DIRECTIONS FOR THIS TASK: Which lines below hold the word "måste"? Report each one.

EXCERPTED RECORDS:
^^^^^^^^^^^^^^^^

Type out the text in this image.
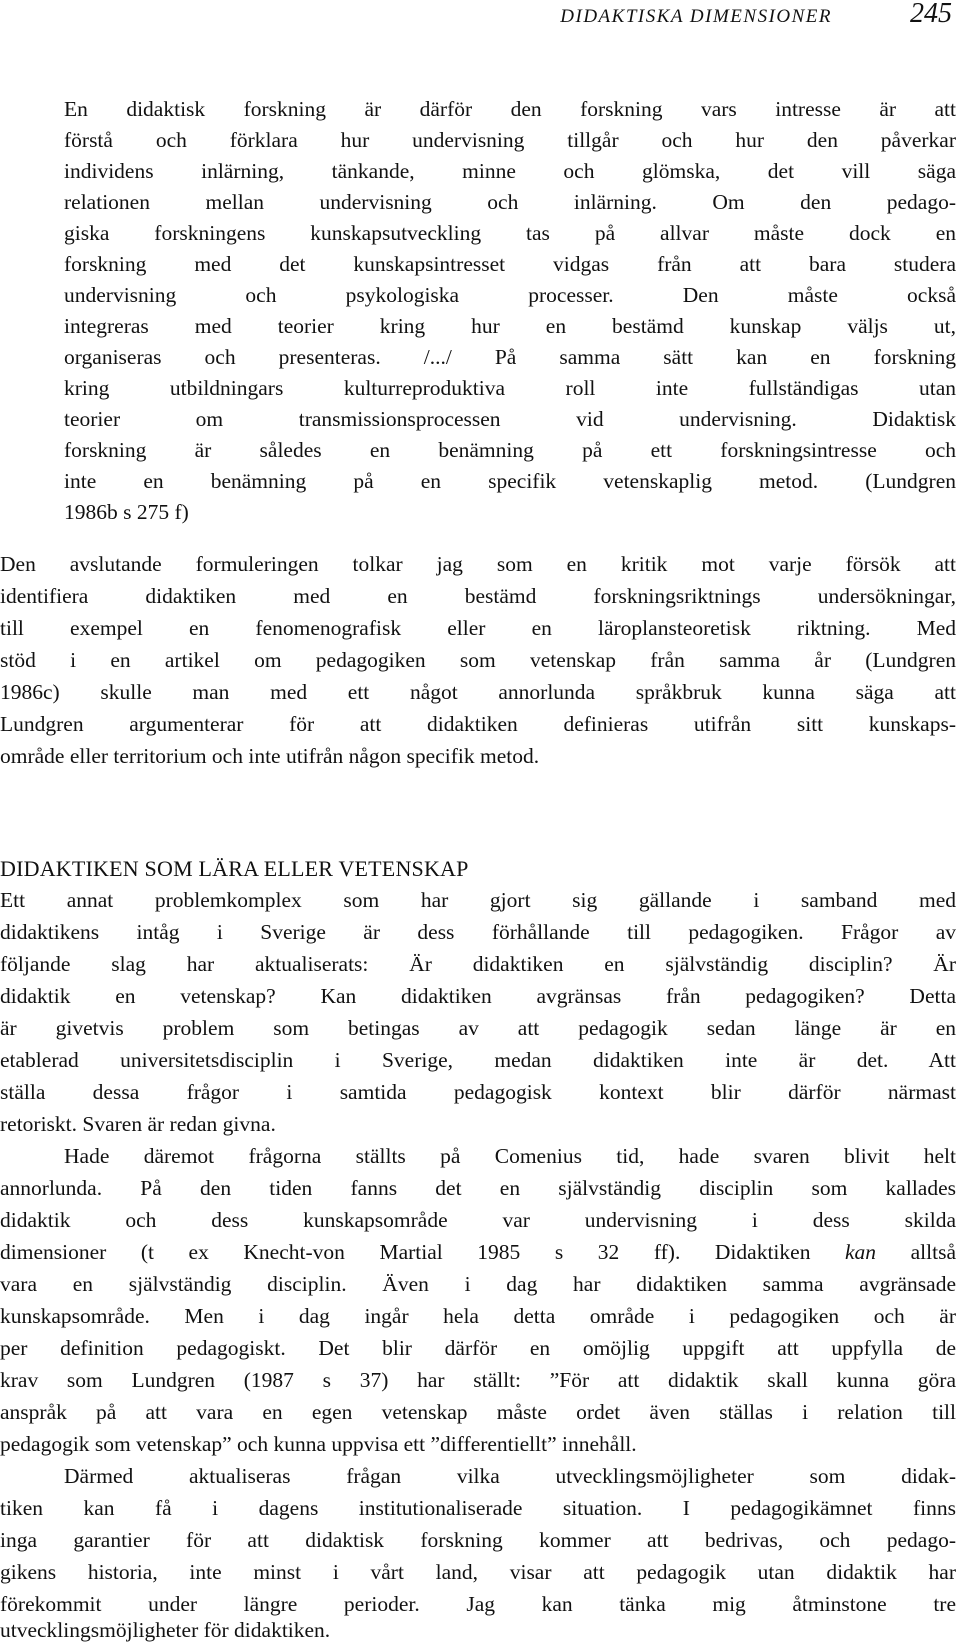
DIDAKTISKA DIMENSIONER	245
En didaktisk forskning är därför den forskning vars intresse är att
förstå och förklara hur undervisning tillgår och hur den påverkar
individens inlärning, tänkande, minne och glömska, det vill säga
relationen mellan undervisning och inlärning. Om den pedago-
giska forskningens kunskapsutveckling tas på allvar måste dock en
forskning med det kunskapsintresset vidgas från att bara studera
undervisning och psykologiska processer. Den måste också
integreras med teorier kring hur en bestämd kunskap väljs ut,
organiseras och presenteras. /.../ På samma sätt kan en forskning
kring utbildningars kulturreproduktiva roll inte fullständigas utan
teorier om transmissionsprocessen vid undervisning. Didaktisk
forskning är således en benämning på ett forskningsintresse och
inte en benämning på en specifik vetenskaplig metod. (Lundgren
1986b s 275 f)
Den avslutande formuleringen tolkar jag som en kritik mot varje försök att
identifiera didaktiken med en bestämd forskningsriktnings undersökningar,
till exempel en fenomenografisk eller en läroplansteoretisk riktning. Med
stöd i en artikel om pedagogiken som vetenskap från samma år (Lundgren
1986c) skulle man med ett något annorlunda språkbruk kunna säga att
Lundgren argumenterar för att didaktiken definieras utifrån sitt kunskaps-
område eller territorium och inte utifrån någon specifik metod.
DIDAKTIKEN SOM LÄRA ELLER VETENSKAP
Ett annat problemkomplex som har gjort sig gällande i samband med
didaktikens intåg i Sverige är dess förhållande till pedagogiken. Frågor av
följande slag har aktualiserats: Är didaktiken en självständig disciplin? Är
didaktik en vetenskap? Kan didaktiken avgränsas från pedagogiken? Detta
är givetvis problem som betingas av att pedagogik sedan länge är en
etablerad universitetsdisciplin i Sverige, medan didaktiken inte är det. Att
ställa dessa frågor i samtida pedagogisk kontext blir därför närmast
retoriskt. Svaren är redan givna.
Hade däremot frågorna ställts på Comenius tid, hade svaren blivit helt
annorlunda. På den tiden fanns det en självständig disciplin som kallades
didaktik och dess kunskapsområde var undervisning i dess skilda
dimensioner (t ex Knecht-von Martial 1985 s 32 ff). Didaktiken kan alltså
vara en självständig disciplin. Även i dag har didaktiken samma avgränsade
kunskapsområde. Men i dag ingår hela detta område i pedagogiken och är
per definition pedagogiskt. Det blir därför en omöjlig uppgift att uppfylla de
krav som Lundgren (1987 s 37) har ställt: ”För att didaktik skall kunna göra
anspråk på att vara en egen vetenskap måste ordet även ställas i relation till
pedagogik som vetenskap” och kunna uppvisa ett ”differentiellt” innehåll.
Därmed aktualiseras frågan vilka utvecklingsmöjligheter som didak-
tiken kan få i dagens institutionaliserade situation. I pedagogikämnet finns
inga garantier för att didaktisk forskning kommer att bedrivas, och pedago-
gikens historia, inte minst i vårt land, visar att pedagogik utan didaktik har
förekommit under längre perioder. Jag kan tänka mig åtminstone tre
utvecklingsmöjligheter för didaktiken.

^^^^^^^^^^^^^^^^

SOLUTION FOR THIS TASK:
giska forskningens kunskapsutveckling tas på allvar måste dock en
undervisning och psykologiska processer. Den måste också
anspråk på att vara en egen vetenskap måste ordet även ställas i relation till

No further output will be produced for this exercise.